**PROBLEM REQUIREMENTS:**
Pull out every line below containing the word "smoothed".

**INFORMATION GIVEN:**
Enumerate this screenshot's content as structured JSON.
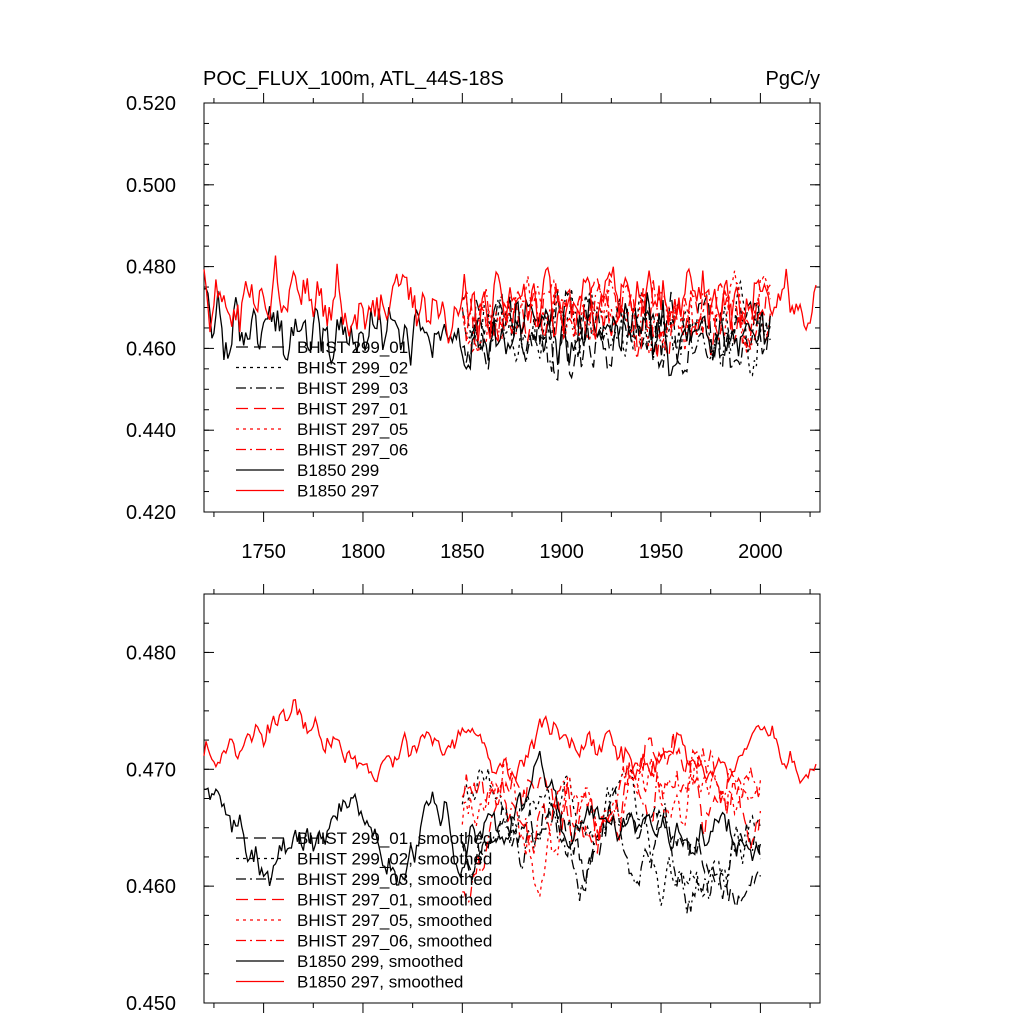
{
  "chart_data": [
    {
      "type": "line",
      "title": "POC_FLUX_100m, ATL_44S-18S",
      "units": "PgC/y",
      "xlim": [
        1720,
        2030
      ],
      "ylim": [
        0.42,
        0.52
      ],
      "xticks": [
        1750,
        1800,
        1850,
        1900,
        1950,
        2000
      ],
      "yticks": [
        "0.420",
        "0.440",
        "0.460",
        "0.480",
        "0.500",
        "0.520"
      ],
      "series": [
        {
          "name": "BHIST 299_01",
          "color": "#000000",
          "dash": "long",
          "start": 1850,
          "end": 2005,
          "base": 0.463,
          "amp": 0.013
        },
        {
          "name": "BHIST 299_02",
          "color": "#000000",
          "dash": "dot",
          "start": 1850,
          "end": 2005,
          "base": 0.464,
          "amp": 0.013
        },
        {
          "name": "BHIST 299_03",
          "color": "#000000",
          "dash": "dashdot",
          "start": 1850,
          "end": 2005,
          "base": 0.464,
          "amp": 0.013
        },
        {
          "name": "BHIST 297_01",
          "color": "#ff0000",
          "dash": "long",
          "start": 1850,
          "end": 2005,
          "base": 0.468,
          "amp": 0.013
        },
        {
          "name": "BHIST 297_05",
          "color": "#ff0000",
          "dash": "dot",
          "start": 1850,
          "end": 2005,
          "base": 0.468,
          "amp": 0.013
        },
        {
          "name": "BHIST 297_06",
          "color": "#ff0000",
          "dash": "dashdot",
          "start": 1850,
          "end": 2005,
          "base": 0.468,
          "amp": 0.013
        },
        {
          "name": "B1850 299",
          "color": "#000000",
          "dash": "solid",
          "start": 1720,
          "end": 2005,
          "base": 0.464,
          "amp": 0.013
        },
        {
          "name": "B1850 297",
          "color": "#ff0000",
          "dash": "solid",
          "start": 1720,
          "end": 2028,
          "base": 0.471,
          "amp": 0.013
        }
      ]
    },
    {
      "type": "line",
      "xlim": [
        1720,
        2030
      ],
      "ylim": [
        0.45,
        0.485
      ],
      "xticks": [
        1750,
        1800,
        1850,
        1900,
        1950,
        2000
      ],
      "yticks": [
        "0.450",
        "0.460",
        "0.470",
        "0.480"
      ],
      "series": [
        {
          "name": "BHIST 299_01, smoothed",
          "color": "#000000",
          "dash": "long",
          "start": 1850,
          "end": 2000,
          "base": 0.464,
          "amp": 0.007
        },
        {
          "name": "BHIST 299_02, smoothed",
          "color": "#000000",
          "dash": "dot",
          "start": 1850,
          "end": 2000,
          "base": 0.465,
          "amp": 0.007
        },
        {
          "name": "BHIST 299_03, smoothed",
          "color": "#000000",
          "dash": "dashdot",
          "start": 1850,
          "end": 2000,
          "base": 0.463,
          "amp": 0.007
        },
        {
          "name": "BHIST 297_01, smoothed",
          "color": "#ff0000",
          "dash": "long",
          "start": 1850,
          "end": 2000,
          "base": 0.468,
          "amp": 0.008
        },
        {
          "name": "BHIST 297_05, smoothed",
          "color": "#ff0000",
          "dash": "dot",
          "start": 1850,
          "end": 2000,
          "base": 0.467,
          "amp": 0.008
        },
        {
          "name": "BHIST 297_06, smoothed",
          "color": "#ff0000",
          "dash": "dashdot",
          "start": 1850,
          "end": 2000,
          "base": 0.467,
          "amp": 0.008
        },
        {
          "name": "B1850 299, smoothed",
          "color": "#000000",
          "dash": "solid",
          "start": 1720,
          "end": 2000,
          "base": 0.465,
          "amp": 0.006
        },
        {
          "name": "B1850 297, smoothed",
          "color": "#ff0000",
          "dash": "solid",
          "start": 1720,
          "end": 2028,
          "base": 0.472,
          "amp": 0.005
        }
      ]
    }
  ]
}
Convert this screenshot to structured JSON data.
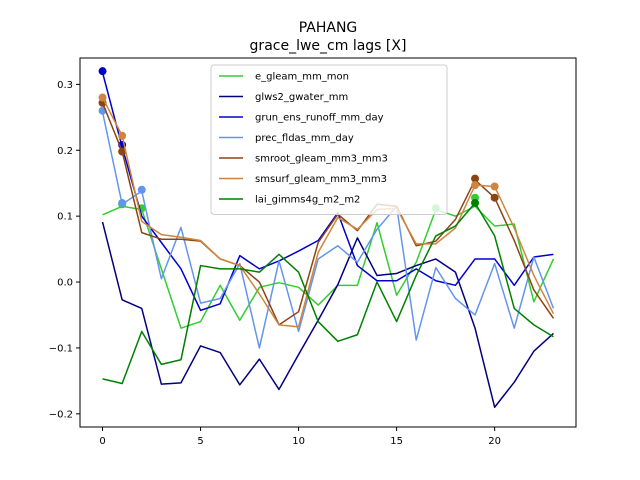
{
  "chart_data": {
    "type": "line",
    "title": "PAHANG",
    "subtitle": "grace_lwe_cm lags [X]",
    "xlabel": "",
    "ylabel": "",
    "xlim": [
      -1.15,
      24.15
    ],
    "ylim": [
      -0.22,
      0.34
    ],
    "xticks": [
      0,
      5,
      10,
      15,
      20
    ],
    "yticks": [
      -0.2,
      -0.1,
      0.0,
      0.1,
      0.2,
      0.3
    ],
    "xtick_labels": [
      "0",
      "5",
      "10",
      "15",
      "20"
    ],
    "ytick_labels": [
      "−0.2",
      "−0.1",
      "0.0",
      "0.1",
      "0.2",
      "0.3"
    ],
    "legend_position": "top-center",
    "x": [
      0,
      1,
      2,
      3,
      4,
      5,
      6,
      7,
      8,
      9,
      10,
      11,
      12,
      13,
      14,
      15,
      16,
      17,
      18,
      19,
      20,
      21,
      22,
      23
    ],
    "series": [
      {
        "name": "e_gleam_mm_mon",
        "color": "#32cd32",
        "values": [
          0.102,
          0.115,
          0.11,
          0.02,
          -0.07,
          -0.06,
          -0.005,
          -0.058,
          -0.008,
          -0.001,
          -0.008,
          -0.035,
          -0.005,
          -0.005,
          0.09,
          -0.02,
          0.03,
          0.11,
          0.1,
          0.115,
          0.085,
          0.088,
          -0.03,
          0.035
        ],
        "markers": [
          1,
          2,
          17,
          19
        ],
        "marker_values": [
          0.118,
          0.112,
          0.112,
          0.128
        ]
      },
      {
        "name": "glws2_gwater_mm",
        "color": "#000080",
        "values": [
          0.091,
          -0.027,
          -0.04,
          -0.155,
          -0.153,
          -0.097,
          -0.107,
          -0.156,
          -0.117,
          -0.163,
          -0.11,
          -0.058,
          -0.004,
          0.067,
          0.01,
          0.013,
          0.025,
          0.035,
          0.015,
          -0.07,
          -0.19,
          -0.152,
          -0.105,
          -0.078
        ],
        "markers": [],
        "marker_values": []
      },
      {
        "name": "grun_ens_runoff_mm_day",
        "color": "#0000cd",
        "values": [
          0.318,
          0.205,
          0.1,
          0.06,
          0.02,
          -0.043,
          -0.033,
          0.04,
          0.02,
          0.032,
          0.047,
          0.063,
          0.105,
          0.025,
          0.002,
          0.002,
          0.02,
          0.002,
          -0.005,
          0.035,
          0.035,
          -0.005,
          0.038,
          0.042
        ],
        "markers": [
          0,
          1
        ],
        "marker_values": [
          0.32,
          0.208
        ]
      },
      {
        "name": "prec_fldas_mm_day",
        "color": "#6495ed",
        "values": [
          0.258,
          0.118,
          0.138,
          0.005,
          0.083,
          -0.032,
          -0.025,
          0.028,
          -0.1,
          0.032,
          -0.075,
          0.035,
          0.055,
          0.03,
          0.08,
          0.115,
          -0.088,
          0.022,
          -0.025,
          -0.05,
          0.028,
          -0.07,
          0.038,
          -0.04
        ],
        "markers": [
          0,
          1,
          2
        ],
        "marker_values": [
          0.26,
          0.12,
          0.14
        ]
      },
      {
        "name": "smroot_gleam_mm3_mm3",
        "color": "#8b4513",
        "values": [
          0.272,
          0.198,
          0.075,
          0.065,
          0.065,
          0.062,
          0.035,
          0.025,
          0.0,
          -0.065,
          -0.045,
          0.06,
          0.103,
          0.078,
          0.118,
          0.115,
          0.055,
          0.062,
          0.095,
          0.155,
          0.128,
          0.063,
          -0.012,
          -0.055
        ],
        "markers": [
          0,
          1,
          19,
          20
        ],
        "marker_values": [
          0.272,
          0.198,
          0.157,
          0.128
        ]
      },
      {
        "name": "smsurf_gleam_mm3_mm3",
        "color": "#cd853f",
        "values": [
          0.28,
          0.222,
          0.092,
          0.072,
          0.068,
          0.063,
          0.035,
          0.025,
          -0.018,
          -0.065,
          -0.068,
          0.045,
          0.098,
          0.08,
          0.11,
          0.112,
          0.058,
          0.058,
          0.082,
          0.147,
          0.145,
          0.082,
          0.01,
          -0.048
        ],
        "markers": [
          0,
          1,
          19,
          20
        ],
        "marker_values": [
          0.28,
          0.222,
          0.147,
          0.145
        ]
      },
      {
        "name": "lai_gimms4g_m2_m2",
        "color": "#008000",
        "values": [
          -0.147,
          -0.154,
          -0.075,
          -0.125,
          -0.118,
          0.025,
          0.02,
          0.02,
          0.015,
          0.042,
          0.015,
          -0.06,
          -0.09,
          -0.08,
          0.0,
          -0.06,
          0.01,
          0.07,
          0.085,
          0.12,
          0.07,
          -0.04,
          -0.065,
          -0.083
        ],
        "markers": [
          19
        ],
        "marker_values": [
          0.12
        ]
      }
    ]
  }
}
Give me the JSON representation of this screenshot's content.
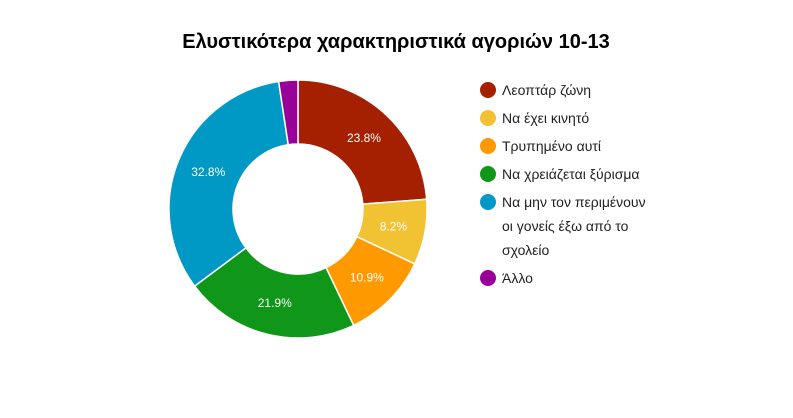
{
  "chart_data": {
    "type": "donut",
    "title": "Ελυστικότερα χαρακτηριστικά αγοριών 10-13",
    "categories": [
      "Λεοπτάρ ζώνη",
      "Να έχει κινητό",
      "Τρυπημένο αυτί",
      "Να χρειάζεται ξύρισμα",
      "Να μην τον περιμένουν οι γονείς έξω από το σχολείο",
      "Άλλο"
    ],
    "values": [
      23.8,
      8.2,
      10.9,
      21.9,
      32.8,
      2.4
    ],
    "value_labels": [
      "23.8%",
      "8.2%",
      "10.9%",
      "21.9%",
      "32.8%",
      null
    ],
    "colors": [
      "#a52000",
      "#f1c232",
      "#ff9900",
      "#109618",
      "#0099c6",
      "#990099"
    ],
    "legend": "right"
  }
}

**SOLUTION TO THIS TASK:**
          "name": "BHIST 299_01, smoothed",
          "name": "BHIST 299_02, smoothed",
          "name": "BHIST 299_03, smoothed",
          "name": "BHIST 297_01, smoothed",
          "name": "BHIST 297_05, smoothed",
          "name": "BHIST 297_06, smoothed",
          "name": "B1850 299, smoothed",
          "name": "B1850 297, smoothed",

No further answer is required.